(Entries from a dataset)
(begin)

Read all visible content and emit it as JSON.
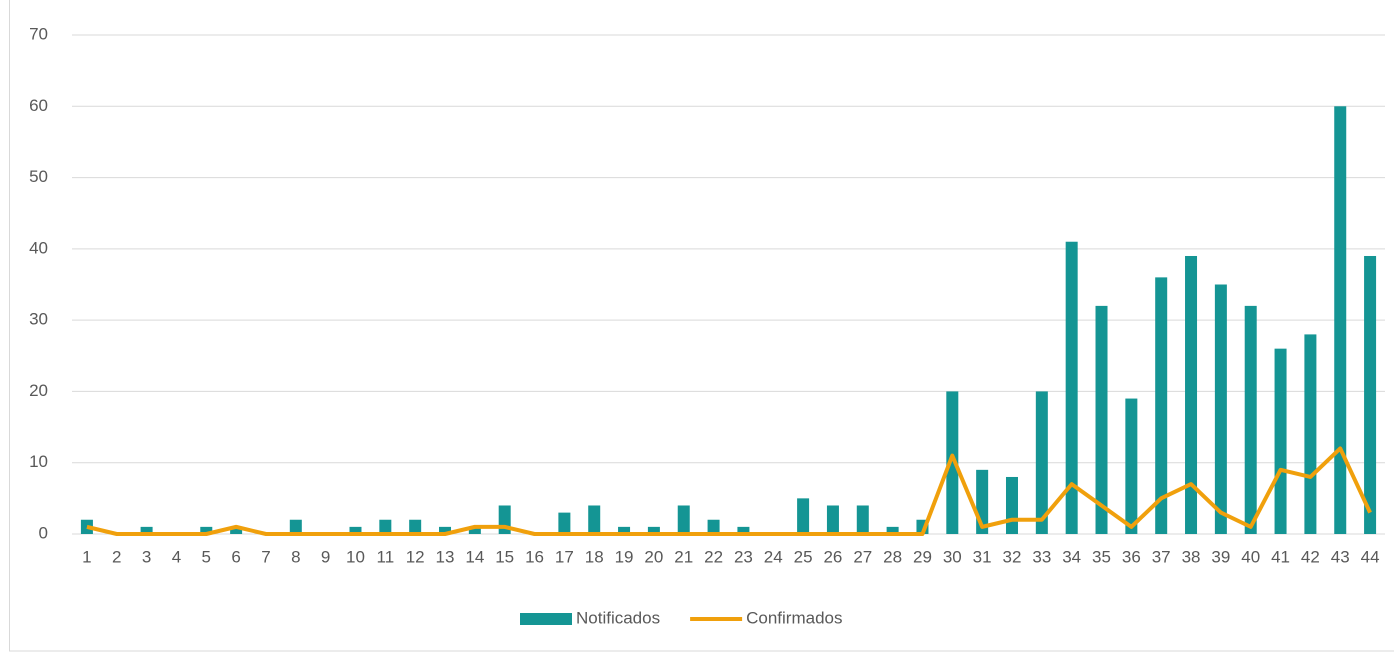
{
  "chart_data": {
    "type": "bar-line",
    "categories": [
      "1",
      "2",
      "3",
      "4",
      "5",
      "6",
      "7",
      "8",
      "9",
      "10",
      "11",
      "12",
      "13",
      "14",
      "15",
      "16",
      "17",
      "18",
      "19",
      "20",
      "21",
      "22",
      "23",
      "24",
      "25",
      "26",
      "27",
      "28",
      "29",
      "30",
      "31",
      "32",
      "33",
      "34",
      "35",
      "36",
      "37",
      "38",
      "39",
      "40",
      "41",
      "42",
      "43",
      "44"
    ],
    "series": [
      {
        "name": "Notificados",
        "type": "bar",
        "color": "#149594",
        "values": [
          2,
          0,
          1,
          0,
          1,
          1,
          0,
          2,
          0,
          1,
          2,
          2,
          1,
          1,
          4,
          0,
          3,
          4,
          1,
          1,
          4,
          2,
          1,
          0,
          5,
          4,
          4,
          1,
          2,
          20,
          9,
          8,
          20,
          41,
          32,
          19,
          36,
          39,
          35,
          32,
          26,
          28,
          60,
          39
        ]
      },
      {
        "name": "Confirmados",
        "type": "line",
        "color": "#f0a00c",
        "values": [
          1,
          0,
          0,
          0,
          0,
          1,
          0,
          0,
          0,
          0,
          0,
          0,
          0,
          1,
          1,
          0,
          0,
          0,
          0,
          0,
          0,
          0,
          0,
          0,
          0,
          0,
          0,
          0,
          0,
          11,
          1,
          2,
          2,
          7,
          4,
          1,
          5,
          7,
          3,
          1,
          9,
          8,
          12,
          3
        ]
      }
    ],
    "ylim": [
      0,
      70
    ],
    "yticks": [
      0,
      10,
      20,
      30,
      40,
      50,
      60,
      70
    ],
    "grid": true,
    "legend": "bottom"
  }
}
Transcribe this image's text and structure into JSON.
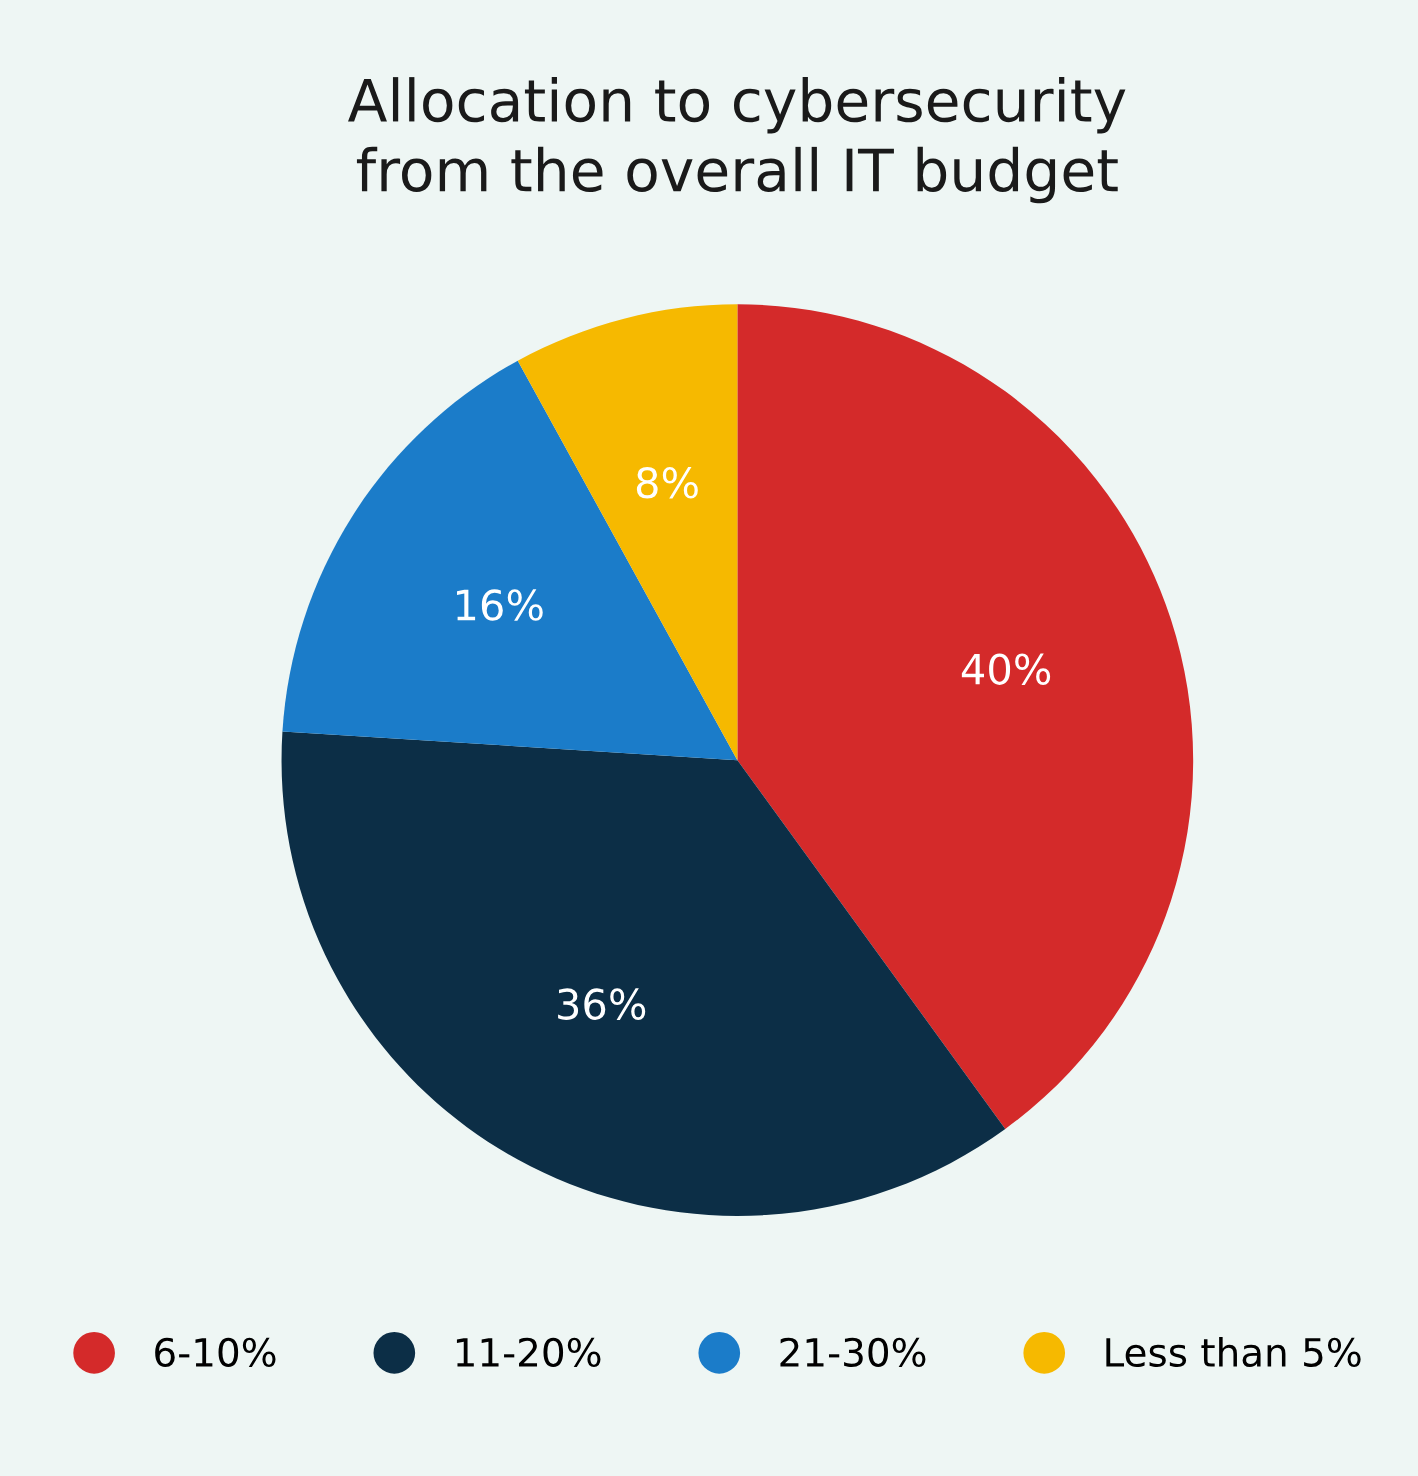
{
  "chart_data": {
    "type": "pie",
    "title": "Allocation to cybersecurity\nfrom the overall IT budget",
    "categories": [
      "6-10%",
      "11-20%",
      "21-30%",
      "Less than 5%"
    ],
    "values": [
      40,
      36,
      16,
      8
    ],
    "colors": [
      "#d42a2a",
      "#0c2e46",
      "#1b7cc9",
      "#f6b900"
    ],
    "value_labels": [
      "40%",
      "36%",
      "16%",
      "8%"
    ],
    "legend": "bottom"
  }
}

(end)

#### What to produce:
Omit the pictures, then quote the rest of the material above exactly.

#### Solution to this problem:
Read all visible content and emit it as JSON.
{
  "chart_data": {
    "type": "bar-line",
    "categories": [
      "1",
      "2",
      "3",
      "4",
      "5",
      "6",
      "7",
      "8",
      "9",
      "10",
      "11",
      "12",
      "13",
      "14",
      "15",
      "16",
      "17",
      "18",
      "19",
      "20",
      "21",
      "22",
      "23",
      "24",
      "25",
      "26",
      "27",
      "28",
      "29",
      "30",
      "31",
      "32",
      "33",
      "34",
      "35",
      "36",
      "37",
      "38",
      "39",
      "40",
      "41",
      "42",
      "43",
      "44"
    ],
    "series": [
      {
        "name": "Notificados",
        "type": "bar",
        "color": "#149594",
        "values": [
          2,
          0,
          1,
          0,
          1,
          1,
          0,
          2,
          0,
          1,
          2,
          2,
          1,
          1,
          4,
          0,
          3,
          4,
          1,
          1,
          4,
          2,
          1,
          0,
          5,
          4,
          4,
          1,
          2,
          20,
          9,
          8,
          20,
          41,
          32,
          19,
          36,
          39,
          35,
          32,
          26,
          28,
          60,
          39
        ]
      },
      {
        "name": "Confirmados",
        "type": "line",
        "color": "#f0a00c",
        "values": [
          1,
          0,
          0,
          0,
          0,
          1,
          0,
          0,
          0,
          0,
          0,
          0,
          0,
          1,
          1,
          0,
          0,
          0,
          0,
          0,
          0,
          0,
          0,
          0,
          0,
          0,
          0,
          0,
          0,
          11,
          1,
          2,
          2,
          7,
          4,
          1,
          5,
          7,
          3,
          1,
          9,
          8,
          12,
          3
        ]
      }
    ],
    "ylim": [
      0,
      70
    ],
    "yticks": [
      0,
      10,
      20,
      30,
      40,
      50,
      60,
      70
    ],
    "grid": true,
    "legend": "bottom"
  }
}
Transcribe this image's text and structure into JSON.
{
  "chart_data": {
    "type": "pie",
    "title": "Allocation to cybersecurity\nfrom the overall IT budget",
    "categories": [
      "6-10%",
      "11-20%",
      "21-30%",
      "Less than 5%"
    ],
    "values": [
      40,
      36,
      16,
      8
    ],
    "colors": [
      "#d42a2a",
      "#0c2e46",
      "#1b7cc9",
      "#f6b900"
    ],
    "value_labels": [
      "40%",
      "36%",
      "16%",
      "8%"
    ],
    "legend": "bottom"
  }
}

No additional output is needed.